DO THIS → Copy out all the lines exactly. Omit pictures.

-------- RECORDS FOR THIS TASK

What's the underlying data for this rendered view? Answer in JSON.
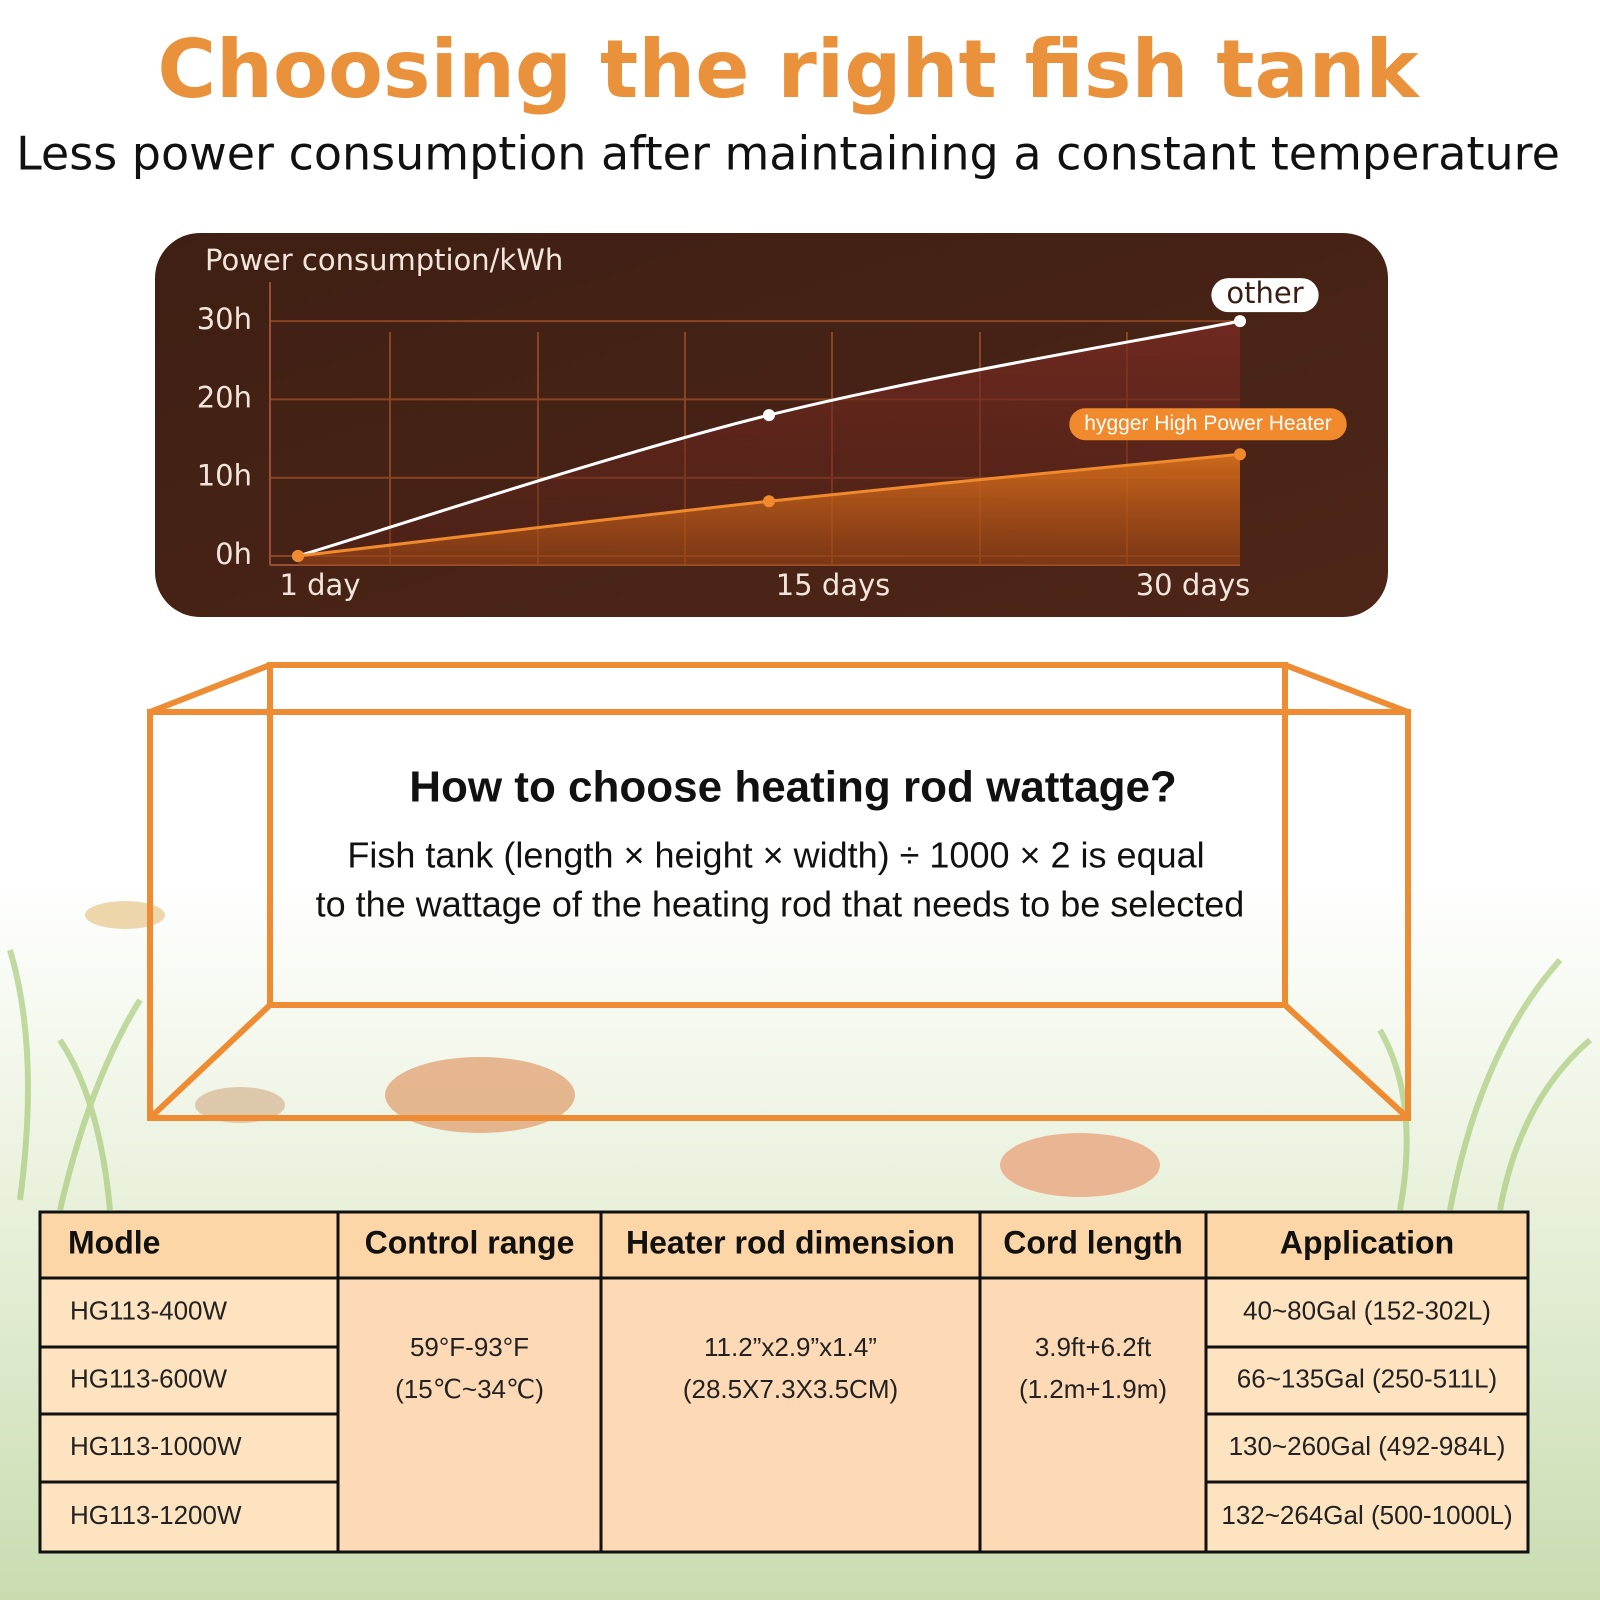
{
  "header": {
    "title": "Choosing the right fish tank",
    "subtitle": "Less power consumption after maintaining a constant temperature"
  },
  "chart_data": {
    "type": "line",
    "y_label": "Power consumption/kWh",
    "categories": [
      "1 day",
      "15 days",
      "30 days"
    ],
    "series": [
      {
        "name": "other",
        "color": "#ffffff",
        "values": [
          0,
          18,
          30
        ]
      },
      {
        "name": "hygger High Power Heater",
        "color": "#f08a2c",
        "values": [
          0,
          7,
          13
        ]
      }
    ],
    "ylim": [
      0,
      35
    ],
    "yticks": [
      {
        "value": 0,
        "label": "0h"
      },
      {
        "value": 10,
        "label": "10h"
      },
      {
        "value": 20,
        "label": "20h"
      },
      {
        "value": 30,
        "label": "30h"
      }
    ],
    "grid": true
  },
  "tank": {
    "title": "How to choose heating rod wattage?",
    "lines": [
      "Fish tank (length × height × width) ÷ 1000 × 2 is equal",
      "to the wattage of the heating rod that needs to be selected"
    ]
  },
  "table": {
    "columns": [
      "Modle",
      "Control range",
      "Heater rod dimension",
      "Cord length",
      "Application"
    ],
    "models": [
      "HG113-400W",
      "HG113-600W",
      "HG113-1000W",
      "HG113-1200W"
    ],
    "control_range": [
      "59°F-93°F",
      "(15℃~34℃)"
    ],
    "dimension": [
      "11.2”x2.9”x1.4”",
      "(28.5X7.3X3.5CM)"
    ],
    "cord_length": [
      "3.9ft+6.2ft",
      "(1.2m+1.9m)"
    ],
    "applications": [
      "40~80Gal (152-302L)",
      "66~135Gal (250-511L)",
      "130~260Gal (492-984L)",
      "132~264Gal (500-1000L)"
    ]
  }
}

----------------

SOLUTION →
What's the underlying data for this rendered view? Answer in JSON.
{
  "header": {
    "title": "Choosing the right fish tank",
    "subtitle": "Less power consumption after maintaining a constant temperature"
  },
  "chart_data": {
    "type": "line",
    "y_label": "Power consumption/kWh",
    "categories": [
      "1 day",
      "15 days",
      "30 days"
    ],
    "series": [
      {
        "name": "other",
        "color": "#ffffff",
        "values": [
          0,
          18,
          30
        ]
      },
      {
        "name": "hygger High Power Heater",
        "color": "#f08a2c",
        "values": [
          0,
          7,
          13
        ]
      }
    ],
    "ylim": [
      0,
      35
    ],
    "yticks": [
      {
        "value": 0,
        "label": "0h"
      },
      {
        "value": 10,
        "label": "10h"
      },
      {
        "value": 20,
        "label": "20h"
      },
      {
        "value": 30,
        "label": "30h"
      }
    ],
    "grid": true
  },
  "tank": {
    "title": "How to choose heating rod wattage?",
    "lines": [
      "Fish tank (length × height × width) ÷ 1000 × 2 is equal",
      "to the wattage of the heating rod that needs to be selected"
    ]
  },
  "table": {
    "columns": [
      "Modle",
      "Control range",
      "Heater rod dimension",
      "Cord length",
      "Application"
    ],
    "models": [
      "HG113-400W",
      "HG113-600W",
      "HG113-1000W",
      "HG113-1200W"
    ],
    "control_range": [
      "59°F-93°F",
      "(15℃~34℃)"
    ],
    "dimension": [
      "11.2”x2.9”x1.4”",
      "(28.5X7.3X3.5CM)"
    ],
    "cord_length": [
      "3.9ft+6.2ft",
      "(1.2m+1.9m)"
    ],
    "applications": [
      "40~80Gal (152-302L)",
      "66~135Gal (250-511L)",
      "130~260Gal (492-984L)",
      "132~264Gal (500-1000L)"
    ]
  }
}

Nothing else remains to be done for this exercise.